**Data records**
—————
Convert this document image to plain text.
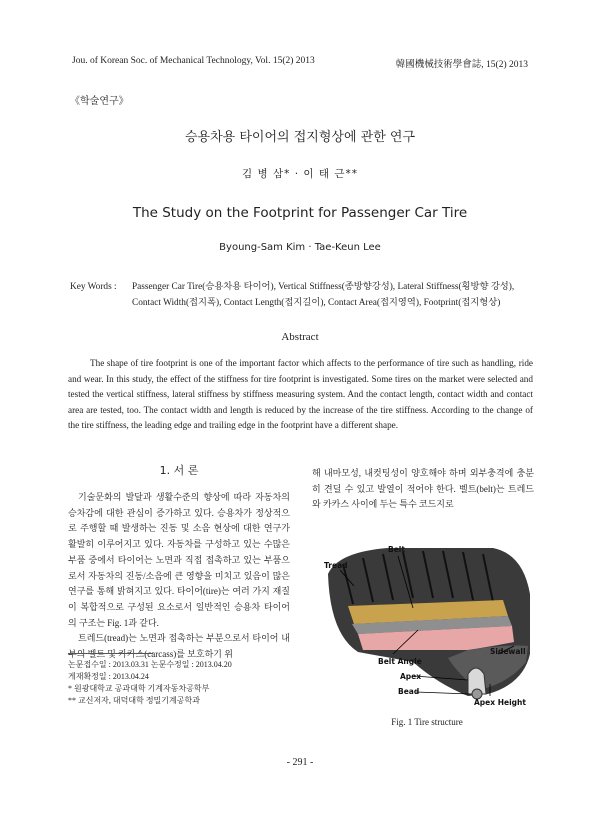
Jou. of Korean Soc. of Mechanical Technology, Vol. 15(2) 2013	韓國機械技術學會誌, 15(2) 2013
《학술연구》
승용차용 타이어의 접지형상에 관한 연구
김 병 삼* · 이 태 근**
The Study on the Footprint for Passenger Car Tire
Byoung-Sam Kim · Tae-Keun Lee
Key Words : Passenger Car Tire(승용차용 타이어), Vertical Stiffness(종방향강성), Lateral Stiffness(횡방향 강성),
Contact Width(접지폭), Contact Length(접지길이), Contact Area(접지영역), Footprint(접지형상)
Abstract
The shape of tire footprint is one of the important factor which affects to the performance of tire such as handling, ride and wear. In this study, the effect of the stiffness for tire footprint is investigated. Some tires on the market were selected and tested the vertical stiffness, lateral stiffness by stiffness measuring system. And the contact length, contact width and contact area are tested, too. The contact width and length is reduced by the increase of the tire stiffness. According to the change of the tire stiffness, the leading edge and trailing edge in the footprint have a different shape.
1. 서 론

기술문화의 발달과 생활수준의 향상에 따라 자동차의 승차감에 대한 관심이 증가하고 있다. 승용차가 정상적으로 주행할 때 발생하는 진동 및 소음 현상에 대한 연구가 활발히 이루어지고 있다. 자동차를 구성하고 있는 수많은 부품 중에서 타이어는 노면과 직접 접촉하고 있는 부품으로서 자동차의 진동/소음에 큰 영향을 미치고 있음이 많은 연구를 통해 밝혀지고 있다. 타이어(tire)는 여러 가지 재질이 복합적으로 구성된 요소로서 일반적인 승용차 타이어의 구조는 Fig. 1과 같다.

트레드(tread)는 노면과 접촉하는 부분으로서 타이어 내부의 벨트 및 카카스(carcass)를 보호하기 위

논문접수일 : 2013.03.31 논문수정일 : 2013.04.20
게재확정일 : 2013.04.24
* 원광대학교 공과대학 기계자동차공학부
** 교신저자, 대덕대학 정밀기계공학과
해 내마모성, 내컷팅성이 양호해야 하며 외부충격에 충분히 견딜 수 있고 발열이 적어야 한다. 벨트(belt)는 트레드와 카카스 사이에 두는 특수 코드지로
Tread
Belt
Belt Angle
Sidewall
Apex
Bead
Apex Height
Fig. 1 Tire structure
- 291 -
—————
**GOAL**
Make an exact copy of the records shown above, without the pictures.

**ANSWER**
Convert this document image to plain text.
Jou. of Korean Soc. of Mechanical Technology, Vol. 15(2) 2013	韓國機械技術學會誌, 15(2) 2013
《학술연구》
승용차용 타이어의 접지형상에 관한 연구
김 병 삼* · 이 태 근**
The Study on the Footprint for Passenger Car Tire
Byoung-Sam Kim · Tae-Keun Lee
Key Words : Passenger Car Tire(승용차용 타이어), Vertical Stiffness(종방향강성), Lateral Stiffness(횡방향 강성),
Contact Width(접지폭), Contact Length(접지길이), Contact Area(접지영역), Footprint(접지형상)
Abstract
The shape of tire footprint is one of the important factor which affects to the performance of tire such as handling, ride and wear. In this study, the effect of the stiffness for tire footprint is investigated. Some tires on the market were selected and tested the vertical stiffness, lateral stiffness by stiffness measuring system. And the contact length, contact width and contact area are tested, too. The contact width and length is reduced by the increase of the tire stiffness. According to the change of the tire stiffness, the leading edge and trailing edge in the footprint have a different shape.
1. 서 론

기술문화의 발달과 생활수준의 향상에 따라 자동차의 승차감에 대한 관심이 증가하고 있다. 승용차가 정상적으로 주행할 때 발생하는 진동 및 소음 현상에 대한 연구가 활발히 이루어지고 있다. 자동차를 구성하고 있는 수많은 부품 중에서 타이어는 노면과 직접 접촉하고 있는 부품으로서 자동차의 진동/소음에 큰 영향을 미치고 있음이 많은 연구를 통해 밝혀지고 있다. 타이어(tire)는 여러 가지 재질이 복합적으로 구성된 요소로서 일반적인 승용차 타이어의 구조는 Fig. 1과 같다.

트레드(tread)는 노면과 접촉하는 부분으로서 타이어 내부의 벨트 및 카카스(carcass)를 보호하기 위

논문접수일 : 2013.03.31 논문수정일 : 2013.04.20
게재확정일 : 2013.04.24
* 원광대학교 공과대학 기계자동차공학부
** 교신저자, 대덕대학 정밀기계공학과
해 내마모성, 내컷팅성이 양호해야 하며 외부충격에 충분히 견딜 수 있고 발열이 적어야 한다. 벨트(belt)는 트레드와 카카스 사이에 두는 특수 코드지로
Tread
Belt
Belt Angle
Sidewall
Apex
Bead
Apex Height
Fig. 1 Tire structure
- 291 -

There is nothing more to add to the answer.